--- START SOURCE MATERIAL ---

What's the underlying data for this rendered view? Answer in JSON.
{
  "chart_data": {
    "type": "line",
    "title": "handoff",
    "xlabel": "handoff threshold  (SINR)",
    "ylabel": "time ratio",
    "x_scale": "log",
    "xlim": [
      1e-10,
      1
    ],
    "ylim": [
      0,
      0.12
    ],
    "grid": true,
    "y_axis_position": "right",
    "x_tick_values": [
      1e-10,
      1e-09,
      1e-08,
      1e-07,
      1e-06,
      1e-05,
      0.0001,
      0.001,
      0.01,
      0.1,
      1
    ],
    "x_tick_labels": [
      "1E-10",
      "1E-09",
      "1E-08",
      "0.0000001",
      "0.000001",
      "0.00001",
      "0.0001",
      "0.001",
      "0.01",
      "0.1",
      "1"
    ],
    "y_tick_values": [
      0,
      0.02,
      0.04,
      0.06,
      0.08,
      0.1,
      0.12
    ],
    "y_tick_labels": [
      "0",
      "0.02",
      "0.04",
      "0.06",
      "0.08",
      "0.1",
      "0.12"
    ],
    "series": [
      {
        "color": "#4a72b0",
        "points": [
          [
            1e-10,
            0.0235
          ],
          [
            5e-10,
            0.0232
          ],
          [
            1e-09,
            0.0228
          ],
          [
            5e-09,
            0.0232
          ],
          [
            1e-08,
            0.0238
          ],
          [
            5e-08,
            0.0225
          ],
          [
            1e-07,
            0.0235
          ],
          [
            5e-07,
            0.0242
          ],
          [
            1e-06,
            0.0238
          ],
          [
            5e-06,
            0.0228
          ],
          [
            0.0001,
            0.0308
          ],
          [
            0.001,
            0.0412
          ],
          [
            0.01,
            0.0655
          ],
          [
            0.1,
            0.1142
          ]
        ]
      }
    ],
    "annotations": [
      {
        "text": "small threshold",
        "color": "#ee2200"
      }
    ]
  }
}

--- END SOURCE MATERIAL ---
--- START SOURCE MATERIAL ---

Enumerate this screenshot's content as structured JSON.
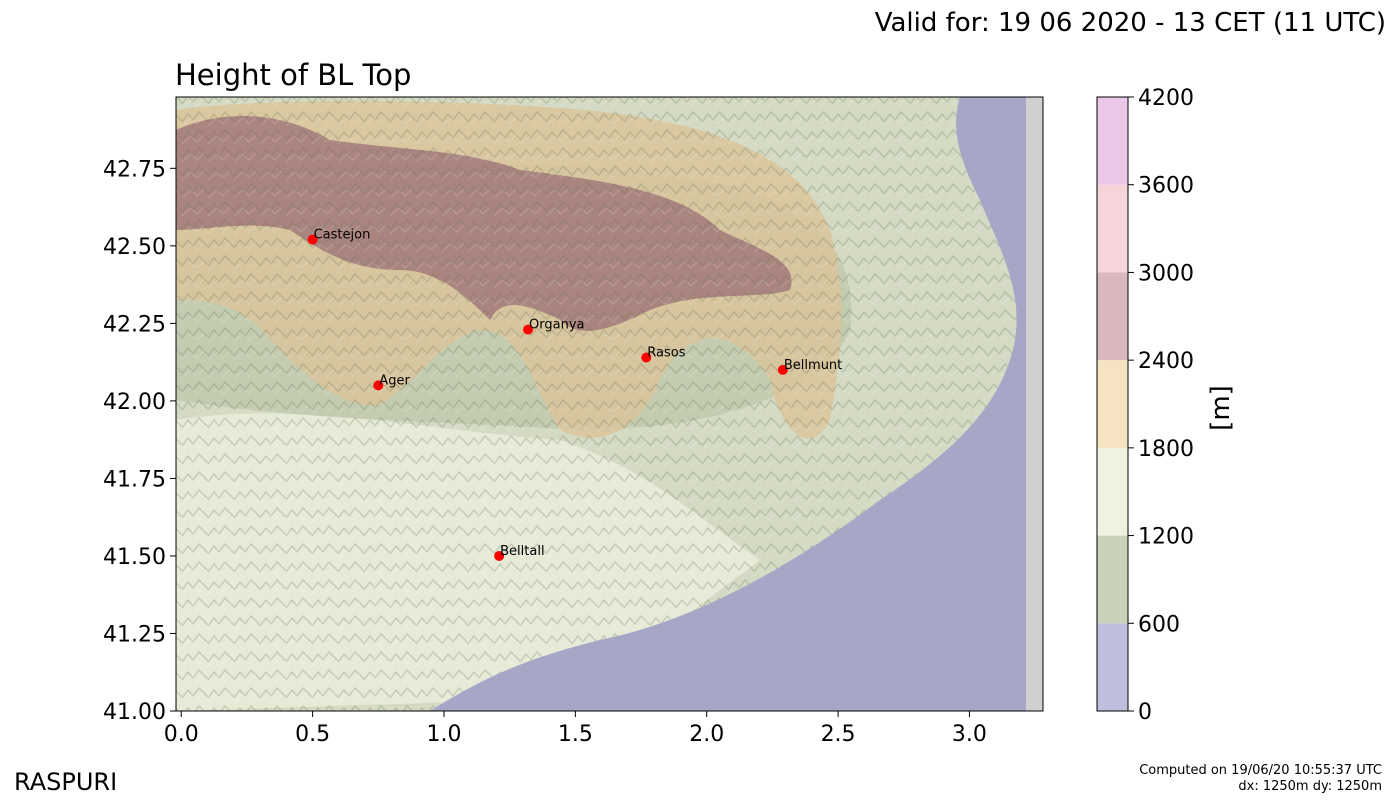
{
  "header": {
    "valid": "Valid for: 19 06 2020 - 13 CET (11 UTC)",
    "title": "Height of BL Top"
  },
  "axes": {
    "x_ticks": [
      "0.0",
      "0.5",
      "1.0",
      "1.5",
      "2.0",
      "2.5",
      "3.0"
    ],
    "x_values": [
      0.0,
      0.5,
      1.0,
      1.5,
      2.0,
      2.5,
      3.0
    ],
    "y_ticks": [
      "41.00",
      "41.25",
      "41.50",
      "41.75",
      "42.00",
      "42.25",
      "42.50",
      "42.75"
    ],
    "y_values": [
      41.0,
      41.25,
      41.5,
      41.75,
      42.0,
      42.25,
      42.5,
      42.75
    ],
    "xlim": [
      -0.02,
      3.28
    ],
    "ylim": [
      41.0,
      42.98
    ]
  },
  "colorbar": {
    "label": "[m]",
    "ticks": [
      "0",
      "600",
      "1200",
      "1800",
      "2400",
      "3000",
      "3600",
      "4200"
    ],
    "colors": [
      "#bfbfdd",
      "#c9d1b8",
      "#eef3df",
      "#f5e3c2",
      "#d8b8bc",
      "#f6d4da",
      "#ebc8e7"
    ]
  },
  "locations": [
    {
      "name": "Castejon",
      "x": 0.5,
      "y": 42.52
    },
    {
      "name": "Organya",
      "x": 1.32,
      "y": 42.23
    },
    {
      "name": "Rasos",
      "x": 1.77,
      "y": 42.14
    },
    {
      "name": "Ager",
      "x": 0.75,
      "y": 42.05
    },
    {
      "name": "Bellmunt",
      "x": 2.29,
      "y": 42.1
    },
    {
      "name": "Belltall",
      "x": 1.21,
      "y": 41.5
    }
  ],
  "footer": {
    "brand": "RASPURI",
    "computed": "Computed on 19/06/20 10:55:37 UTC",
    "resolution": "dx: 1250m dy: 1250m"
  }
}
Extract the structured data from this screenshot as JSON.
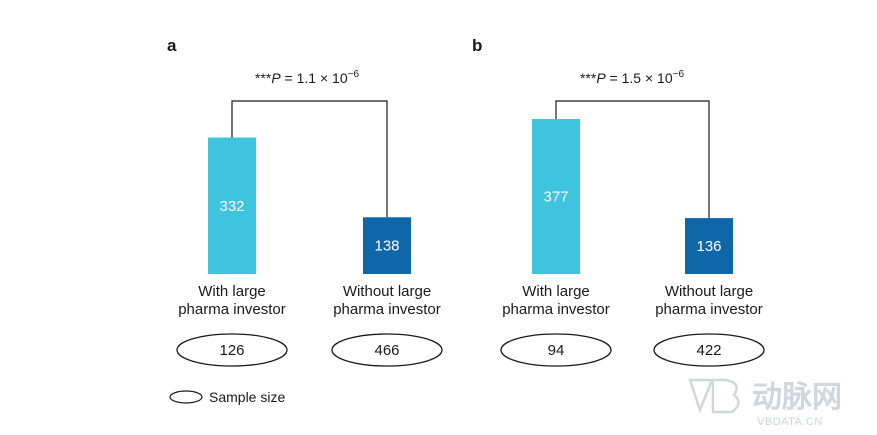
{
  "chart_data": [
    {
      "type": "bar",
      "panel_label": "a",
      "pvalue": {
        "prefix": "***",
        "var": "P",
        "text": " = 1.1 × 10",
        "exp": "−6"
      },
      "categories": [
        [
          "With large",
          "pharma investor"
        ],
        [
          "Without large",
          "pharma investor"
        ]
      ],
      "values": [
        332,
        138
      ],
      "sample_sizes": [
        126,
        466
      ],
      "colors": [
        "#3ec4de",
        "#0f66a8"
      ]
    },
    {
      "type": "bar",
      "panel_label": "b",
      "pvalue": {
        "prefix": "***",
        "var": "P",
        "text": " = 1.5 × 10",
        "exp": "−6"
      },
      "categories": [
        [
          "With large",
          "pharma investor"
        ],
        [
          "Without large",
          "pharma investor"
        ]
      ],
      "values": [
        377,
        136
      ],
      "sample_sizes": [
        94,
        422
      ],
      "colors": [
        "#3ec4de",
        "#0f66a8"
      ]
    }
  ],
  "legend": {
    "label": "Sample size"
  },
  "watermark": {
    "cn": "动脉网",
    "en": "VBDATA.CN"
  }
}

--- END SOURCE MATERIAL ---

Tally up the lines holding the word "this" in the data above, and answer with that figure only.

THE SOLUTION: 3